### TASK BRIEF
Copy out the lines below again, putting "Rating Type" wherever "Score Type" appears and keeping everything else the same.

[START LISTED RECORDS]

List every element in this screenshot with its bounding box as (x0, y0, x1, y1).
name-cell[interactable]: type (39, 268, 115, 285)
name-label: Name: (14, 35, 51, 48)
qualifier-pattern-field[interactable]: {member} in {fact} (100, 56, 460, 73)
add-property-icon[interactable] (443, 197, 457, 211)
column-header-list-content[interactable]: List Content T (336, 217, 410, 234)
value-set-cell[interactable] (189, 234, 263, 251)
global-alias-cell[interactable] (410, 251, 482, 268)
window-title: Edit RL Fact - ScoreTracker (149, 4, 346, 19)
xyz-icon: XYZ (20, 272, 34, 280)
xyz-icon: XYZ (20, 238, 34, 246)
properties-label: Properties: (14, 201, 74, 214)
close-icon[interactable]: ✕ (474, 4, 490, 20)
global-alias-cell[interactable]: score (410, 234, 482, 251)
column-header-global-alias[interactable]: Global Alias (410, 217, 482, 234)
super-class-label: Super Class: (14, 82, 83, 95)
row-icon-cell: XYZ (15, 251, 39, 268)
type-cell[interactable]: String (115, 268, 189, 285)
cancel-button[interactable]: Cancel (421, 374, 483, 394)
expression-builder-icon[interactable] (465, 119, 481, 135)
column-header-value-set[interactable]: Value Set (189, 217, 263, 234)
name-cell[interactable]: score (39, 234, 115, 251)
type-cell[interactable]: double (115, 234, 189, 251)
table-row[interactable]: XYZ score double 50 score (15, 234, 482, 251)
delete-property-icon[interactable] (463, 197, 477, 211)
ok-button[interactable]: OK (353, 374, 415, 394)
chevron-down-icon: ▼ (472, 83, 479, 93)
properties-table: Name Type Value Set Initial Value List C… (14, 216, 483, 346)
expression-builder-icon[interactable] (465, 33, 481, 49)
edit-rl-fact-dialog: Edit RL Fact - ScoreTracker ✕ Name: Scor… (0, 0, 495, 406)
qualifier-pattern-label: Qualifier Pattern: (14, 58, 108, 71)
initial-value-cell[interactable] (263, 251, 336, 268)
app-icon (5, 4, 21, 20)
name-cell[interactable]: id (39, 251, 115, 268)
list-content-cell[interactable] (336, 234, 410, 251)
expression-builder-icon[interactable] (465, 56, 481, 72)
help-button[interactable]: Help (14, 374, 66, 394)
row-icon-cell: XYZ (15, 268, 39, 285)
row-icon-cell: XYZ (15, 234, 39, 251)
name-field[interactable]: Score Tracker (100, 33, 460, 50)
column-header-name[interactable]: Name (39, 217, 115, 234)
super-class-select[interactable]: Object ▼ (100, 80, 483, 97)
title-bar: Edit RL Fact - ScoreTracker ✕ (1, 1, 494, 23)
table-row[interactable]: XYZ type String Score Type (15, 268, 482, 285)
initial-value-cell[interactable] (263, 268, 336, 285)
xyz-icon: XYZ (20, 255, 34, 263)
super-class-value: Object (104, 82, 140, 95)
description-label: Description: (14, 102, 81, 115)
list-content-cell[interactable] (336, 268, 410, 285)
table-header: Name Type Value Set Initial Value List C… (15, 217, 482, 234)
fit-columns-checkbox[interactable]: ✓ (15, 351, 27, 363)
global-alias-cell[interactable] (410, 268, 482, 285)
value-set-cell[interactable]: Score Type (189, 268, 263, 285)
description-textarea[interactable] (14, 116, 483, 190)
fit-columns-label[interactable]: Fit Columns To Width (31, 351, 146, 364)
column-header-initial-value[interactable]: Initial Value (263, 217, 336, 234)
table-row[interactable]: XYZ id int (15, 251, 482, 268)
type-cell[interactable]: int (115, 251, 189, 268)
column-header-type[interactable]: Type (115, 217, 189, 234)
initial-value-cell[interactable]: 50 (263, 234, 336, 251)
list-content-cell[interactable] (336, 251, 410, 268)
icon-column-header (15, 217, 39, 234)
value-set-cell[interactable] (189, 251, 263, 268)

[END LISTED RECORDS]

### TASK OUTPUT
List every element in this screenshot with its bounding box as (x0, y0, x1, y1).
name-cell[interactable]: type (39, 268, 115, 285)
name-label: Name: (14, 35, 51, 48)
qualifier-pattern-field[interactable]: {member} in {fact} (100, 56, 460, 73)
add-property-icon[interactable] (443, 197, 457, 211)
column-header-list-content[interactable]: List Content T (336, 217, 410, 234)
value-set-cell[interactable] (189, 234, 263, 251)
global-alias-cell[interactable] (410, 251, 482, 268)
window-title: Edit RL Fact - ScoreTracker (149, 4, 346, 19)
xyz-icon: XYZ (20, 272, 34, 280)
xyz-icon: XYZ (20, 238, 34, 246)
properties-label: Properties: (14, 201, 74, 214)
close-icon[interactable]: ✕ (474, 4, 490, 20)
global-alias-cell[interactable]: score (410, 234, 482, 251)
column-header-global-alias[interactable]: Global Alias (410, 217, 482, 234)
super-class-label: Super Class: (14, 82, 83, 95)
row-icon-cell: XYZ (15, 251, 39, 268)
type-cell[interactable]: String (115, 268, 189, 285)
cancel-button[interactable]: Cancel (421, 374, 483, 394)
expression-builder-icon[interactable] (465, 119, 481, 135)
column-header-value-set[interactable]: Value Set (189, 217, 263, 234)
name-cell[interactable]: score (39, 234, 115, 251)
type-cell[interactable]: double (115, 234, 189, 251)
table-row[interactable]: XYZ score double 50 score (15, 234, 482, 251)
delete-property-icon[interactable] (463, 197, 477, 211)
ok-button[interactable]: OK (353, 374, 415, 394)
chevron-down-icon: ▼ (472, 83, 479, 93)
properties-table: Name Type Value Set Initial Value List C… (14, 216, 483, 346)
expression-builder-icon[interactable] (465, 33, 481, 49)
edit-rl-fact-dialog: Edit RL Fact - ScoreTracker ✕ Name: Scor… (0, 0, 495, 406)
qualifier-pattern-label: Qualifier Pattern: (14, 58, 108, 71)
initial-value-cell[interactable] (263, 251, 336, 268)
app-icon (5, 4, 21, 20)
name-cell[interactable]: id (39, 251, 115, 268)
list-content-cell[interactable] (336, 234, 410, 251)
expression-builder-icon[interactable] (465, 56, 481, 72)
help-button[interactable]: Help (14, 374, 66, 394)
row-icon-cell: XYZ (15, 268, 39, 285)
row-icon-cell: XYZ (15, 234, 39, 251)
name-field[interactable]: Score Tracker (100, 33, 460, 50)
column-header-name[interactable]: Name (39, 217, 115, 234)
super-class-select[interactable]: Object ▼ (100, 80, 483, 97)
title-bar: Edit RL Fact - ScoreTracker ✕ (1, 1, 494, 23)
table-row[interactable]: XYZ type String Rating Type (15, 268, 482, 285)
initial-value-cell[interactable] (263, 268, 336, 285)
xyz-icon: XYZ (20, 255, 34, 263)
super-class-value: Object (104, 82, 140, 95)
description-label: Description: (14, 102, 81, 115)
list-content-cell[interactable] (336, 268, 410, 285)
table-header: Name Type Value Set Initial Value List C… (15, 217, 482, 234)
fit-columns-checkbox[interactable]: ✓ (15, 351, 27, 363)
global-alias-cell[interactable] (410, 268, 482, 285)
value-set-cell[interactable]: Rating Type (189, 268, 263, 285)
description-textarea[interactable] (14, 116, 483, 190)
fit-columns-label[interactable]: Fit Columns To Width (31, 351, 146, 364)
column-header-initial-value[interactable]: Initial Value (263, 217, 336, 234)
table-row[interactable]: XYZ id int (15, 251, 482, 268)
type-cell[interactable]: int (115, 251, 189, 268)
column-header-type[interactable]: Type (115, 217, 189, 234)
initial-value-cell[interactable]: 50 (263, 234, 336, 251)
list-content-cell[interactable] (336, 251, 410, 268)
icon-column-header (15, 217, 39, 234)
value-set-cell[interactable] (189, 251, 263, 268)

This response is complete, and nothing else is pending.